- [What you need to do]:
Render the records below, from their first line through the line containing "Text: Size of", as a Markdown table with the columns Row and Entry, omitting any blank lines.

— begin Provided records —

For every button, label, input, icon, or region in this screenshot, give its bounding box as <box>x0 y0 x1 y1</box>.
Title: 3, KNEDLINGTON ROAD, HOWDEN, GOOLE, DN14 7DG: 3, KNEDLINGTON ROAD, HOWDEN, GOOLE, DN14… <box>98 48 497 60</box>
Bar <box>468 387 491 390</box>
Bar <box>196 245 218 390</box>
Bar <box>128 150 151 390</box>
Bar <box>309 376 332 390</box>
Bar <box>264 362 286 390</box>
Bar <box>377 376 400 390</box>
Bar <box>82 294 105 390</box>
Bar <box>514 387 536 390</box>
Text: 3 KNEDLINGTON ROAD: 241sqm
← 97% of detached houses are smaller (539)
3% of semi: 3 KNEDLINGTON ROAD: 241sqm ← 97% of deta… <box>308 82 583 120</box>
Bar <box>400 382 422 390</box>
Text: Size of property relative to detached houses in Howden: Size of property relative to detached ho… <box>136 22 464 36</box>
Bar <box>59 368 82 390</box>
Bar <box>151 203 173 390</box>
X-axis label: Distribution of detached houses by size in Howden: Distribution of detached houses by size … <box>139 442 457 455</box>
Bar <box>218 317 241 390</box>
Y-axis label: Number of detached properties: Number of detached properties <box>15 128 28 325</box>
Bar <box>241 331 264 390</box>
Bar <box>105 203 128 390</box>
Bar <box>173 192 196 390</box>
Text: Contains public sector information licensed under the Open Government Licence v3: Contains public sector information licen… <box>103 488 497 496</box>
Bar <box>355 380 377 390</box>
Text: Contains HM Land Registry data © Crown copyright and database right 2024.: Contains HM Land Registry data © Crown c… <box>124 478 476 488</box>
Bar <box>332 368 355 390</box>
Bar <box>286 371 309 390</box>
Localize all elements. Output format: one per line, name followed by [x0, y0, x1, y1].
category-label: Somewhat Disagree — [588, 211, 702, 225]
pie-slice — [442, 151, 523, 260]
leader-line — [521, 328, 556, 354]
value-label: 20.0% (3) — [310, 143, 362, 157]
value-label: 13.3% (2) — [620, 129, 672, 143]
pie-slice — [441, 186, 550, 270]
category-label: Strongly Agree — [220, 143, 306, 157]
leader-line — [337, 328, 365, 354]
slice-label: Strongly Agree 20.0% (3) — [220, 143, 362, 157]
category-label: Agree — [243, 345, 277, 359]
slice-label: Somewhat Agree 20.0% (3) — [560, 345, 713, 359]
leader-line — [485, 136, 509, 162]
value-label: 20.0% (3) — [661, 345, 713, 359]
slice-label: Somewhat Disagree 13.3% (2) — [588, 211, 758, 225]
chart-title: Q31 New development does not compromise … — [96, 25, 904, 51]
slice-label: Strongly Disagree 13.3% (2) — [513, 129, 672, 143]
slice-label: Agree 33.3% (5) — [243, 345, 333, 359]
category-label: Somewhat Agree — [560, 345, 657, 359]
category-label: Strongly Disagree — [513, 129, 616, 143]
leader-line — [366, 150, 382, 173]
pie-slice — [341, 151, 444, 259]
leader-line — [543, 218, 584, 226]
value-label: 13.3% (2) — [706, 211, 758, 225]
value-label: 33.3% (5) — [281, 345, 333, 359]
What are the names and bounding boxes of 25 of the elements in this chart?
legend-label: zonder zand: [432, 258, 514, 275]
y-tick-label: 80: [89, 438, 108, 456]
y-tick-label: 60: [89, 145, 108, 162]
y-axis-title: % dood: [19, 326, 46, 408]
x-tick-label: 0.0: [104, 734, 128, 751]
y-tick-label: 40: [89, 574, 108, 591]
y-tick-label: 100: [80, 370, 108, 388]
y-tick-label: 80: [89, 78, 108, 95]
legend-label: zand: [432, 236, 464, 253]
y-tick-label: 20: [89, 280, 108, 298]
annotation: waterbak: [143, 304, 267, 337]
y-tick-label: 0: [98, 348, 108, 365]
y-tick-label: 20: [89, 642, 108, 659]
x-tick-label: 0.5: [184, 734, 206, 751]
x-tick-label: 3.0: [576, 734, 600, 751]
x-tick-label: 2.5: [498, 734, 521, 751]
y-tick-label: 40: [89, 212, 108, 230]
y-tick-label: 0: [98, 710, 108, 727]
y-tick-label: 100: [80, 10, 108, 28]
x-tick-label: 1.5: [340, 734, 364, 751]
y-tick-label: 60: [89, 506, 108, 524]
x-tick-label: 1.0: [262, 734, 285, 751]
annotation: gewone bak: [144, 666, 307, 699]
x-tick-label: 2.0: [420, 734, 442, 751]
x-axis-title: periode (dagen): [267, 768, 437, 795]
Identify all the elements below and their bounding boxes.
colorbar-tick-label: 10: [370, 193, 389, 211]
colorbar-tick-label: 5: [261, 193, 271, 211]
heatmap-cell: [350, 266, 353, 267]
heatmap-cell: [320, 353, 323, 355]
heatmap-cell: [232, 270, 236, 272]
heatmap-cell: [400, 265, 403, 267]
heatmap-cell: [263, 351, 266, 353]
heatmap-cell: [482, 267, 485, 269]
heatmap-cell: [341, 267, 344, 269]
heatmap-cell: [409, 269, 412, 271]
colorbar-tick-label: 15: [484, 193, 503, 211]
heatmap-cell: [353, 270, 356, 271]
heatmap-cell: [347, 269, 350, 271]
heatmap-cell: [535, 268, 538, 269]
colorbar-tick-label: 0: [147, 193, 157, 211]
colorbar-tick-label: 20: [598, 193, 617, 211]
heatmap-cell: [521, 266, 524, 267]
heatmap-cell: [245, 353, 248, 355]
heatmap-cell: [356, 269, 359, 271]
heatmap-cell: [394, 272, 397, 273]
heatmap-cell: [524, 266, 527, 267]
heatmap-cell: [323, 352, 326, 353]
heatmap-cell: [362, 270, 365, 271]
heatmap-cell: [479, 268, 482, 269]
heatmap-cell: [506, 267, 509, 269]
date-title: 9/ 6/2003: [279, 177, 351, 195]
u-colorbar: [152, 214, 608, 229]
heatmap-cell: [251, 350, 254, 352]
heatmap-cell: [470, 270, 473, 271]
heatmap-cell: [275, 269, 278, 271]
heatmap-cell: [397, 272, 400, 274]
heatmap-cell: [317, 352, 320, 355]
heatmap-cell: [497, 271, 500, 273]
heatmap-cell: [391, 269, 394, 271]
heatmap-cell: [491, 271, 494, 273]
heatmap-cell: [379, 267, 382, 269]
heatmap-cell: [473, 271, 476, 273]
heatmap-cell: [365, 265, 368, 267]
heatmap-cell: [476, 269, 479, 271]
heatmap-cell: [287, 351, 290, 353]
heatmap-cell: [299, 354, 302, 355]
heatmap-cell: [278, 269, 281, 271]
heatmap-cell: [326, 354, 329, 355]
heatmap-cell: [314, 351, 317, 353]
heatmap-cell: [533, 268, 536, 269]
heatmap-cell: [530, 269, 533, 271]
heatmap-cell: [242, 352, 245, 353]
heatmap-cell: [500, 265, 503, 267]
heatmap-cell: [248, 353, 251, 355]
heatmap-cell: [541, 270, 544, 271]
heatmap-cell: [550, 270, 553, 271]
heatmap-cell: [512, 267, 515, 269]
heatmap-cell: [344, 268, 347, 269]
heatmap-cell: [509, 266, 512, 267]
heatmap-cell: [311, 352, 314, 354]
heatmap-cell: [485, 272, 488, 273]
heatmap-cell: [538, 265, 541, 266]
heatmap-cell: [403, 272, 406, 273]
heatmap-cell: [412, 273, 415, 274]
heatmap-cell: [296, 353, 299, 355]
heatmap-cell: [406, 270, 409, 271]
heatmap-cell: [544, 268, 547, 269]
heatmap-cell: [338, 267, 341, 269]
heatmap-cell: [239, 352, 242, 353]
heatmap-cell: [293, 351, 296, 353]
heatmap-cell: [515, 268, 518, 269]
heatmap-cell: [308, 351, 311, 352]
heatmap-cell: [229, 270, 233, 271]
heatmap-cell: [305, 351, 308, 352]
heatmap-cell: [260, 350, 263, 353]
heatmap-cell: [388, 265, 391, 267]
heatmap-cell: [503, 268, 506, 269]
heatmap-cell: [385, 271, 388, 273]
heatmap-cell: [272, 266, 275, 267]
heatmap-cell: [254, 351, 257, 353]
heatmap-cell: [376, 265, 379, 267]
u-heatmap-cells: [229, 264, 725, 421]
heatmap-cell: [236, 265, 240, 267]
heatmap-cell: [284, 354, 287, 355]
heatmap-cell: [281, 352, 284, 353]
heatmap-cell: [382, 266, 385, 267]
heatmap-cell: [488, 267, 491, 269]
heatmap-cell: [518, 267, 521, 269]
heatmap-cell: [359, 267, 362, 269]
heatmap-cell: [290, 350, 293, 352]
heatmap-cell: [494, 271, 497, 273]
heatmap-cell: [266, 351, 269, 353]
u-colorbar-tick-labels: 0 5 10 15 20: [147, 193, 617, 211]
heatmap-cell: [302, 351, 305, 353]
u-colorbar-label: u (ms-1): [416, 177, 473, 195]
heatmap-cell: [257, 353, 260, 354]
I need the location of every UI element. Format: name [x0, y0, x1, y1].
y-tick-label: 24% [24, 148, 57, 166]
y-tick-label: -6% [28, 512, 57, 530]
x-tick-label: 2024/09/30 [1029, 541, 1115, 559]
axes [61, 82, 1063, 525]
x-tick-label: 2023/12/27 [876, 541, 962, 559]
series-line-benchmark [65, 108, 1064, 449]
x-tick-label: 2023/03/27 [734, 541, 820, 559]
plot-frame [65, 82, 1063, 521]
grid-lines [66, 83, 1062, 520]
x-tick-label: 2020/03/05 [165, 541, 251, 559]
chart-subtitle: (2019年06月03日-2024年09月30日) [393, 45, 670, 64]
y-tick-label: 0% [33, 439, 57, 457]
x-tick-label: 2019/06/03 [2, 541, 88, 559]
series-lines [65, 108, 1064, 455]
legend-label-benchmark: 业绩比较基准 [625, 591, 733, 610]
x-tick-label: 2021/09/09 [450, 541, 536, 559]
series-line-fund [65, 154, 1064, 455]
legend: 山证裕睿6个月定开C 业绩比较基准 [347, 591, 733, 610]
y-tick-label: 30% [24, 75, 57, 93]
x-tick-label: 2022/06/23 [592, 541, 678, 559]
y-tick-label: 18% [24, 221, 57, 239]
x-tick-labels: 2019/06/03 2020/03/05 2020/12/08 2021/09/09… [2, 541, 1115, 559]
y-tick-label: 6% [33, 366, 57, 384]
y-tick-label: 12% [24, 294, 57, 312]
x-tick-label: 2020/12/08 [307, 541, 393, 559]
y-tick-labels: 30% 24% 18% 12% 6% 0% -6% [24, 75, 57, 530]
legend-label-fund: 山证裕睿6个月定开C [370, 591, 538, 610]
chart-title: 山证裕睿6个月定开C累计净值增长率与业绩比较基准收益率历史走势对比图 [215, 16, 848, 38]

— end Provided records —

- [Solution below]:
| Row | Entry |
|---|---|
| 1 | For every button, label, input, icon, or region in this screenshot, give its bounding box as <box>x0 y0 x1 y1</box>. |
| 2 | Title: 3, KNEDLINGTON ROAD, HOWDEN, GOOLE, DN14 7DG: 3, KNEDLINGTON ROAD, HOWDEN, GOOLE, DN14… <box>98 48 497 60</box> |
| 3 | Bar <box>468 387 491 390</box> |
| 4 | Bar <box>196 245 218 390</box> |
| 5 | Bar <box>128 150 151 390</box> |
| 6 | Bar <box>309 376 332 390</box> |
| 7 | Bar <box>264 362 286 390</box> |
| 8 | Bar <box>377 376 400 390</box> |
| 9 | Bar <box>82 294 105 390</box> |
| 10 | Bar <box>514 387 536 390</box> |
| 11 | Text: 3 KNEDLINGTON ROAD: 241sqm |
| 12 | ← 97% of detached houses are smaller (539) |
| 13 | 3% of semi: 3 KNEDLINGTON ROAD: 241sqm ← 97% of deta… <box>308 82 583 120</box> |
| 14 | Bar <box>400 382 422 390</box> |
| 15 | Text: Size of property relative to detached houses in Howden: Size of property relative to detached ho… <box>136 22 464 36</box> |